What is required » Across the data below, how many lines hold "page"? Answer with that number and nothing else.

::: Data

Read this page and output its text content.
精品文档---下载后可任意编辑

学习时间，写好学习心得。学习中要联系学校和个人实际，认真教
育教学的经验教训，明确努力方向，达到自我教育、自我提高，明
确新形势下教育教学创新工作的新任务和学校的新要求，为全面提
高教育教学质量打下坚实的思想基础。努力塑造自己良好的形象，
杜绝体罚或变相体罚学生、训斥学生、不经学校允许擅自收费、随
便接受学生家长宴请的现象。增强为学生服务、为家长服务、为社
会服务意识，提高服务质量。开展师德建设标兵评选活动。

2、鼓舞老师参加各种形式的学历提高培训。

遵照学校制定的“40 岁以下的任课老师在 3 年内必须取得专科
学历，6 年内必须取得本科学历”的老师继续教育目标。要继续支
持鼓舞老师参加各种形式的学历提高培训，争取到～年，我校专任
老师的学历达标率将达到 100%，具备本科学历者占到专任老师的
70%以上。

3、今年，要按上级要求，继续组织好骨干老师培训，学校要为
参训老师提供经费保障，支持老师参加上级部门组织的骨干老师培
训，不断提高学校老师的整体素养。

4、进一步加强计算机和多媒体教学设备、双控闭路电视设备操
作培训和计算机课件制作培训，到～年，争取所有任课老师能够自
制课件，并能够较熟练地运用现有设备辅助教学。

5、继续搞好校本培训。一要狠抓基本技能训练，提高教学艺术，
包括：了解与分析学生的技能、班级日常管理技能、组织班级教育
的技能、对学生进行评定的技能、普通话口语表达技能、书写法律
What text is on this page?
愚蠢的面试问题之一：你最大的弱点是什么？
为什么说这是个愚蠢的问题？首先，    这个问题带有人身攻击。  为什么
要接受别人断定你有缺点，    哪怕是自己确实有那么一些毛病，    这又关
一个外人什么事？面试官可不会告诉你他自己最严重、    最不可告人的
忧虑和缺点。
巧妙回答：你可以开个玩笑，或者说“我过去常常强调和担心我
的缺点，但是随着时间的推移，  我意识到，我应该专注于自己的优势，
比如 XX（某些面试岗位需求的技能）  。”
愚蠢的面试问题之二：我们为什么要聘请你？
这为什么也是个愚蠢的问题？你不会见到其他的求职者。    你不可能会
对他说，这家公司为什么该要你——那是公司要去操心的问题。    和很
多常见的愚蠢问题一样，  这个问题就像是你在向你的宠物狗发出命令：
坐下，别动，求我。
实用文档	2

::::::

Answer to this exercise » 2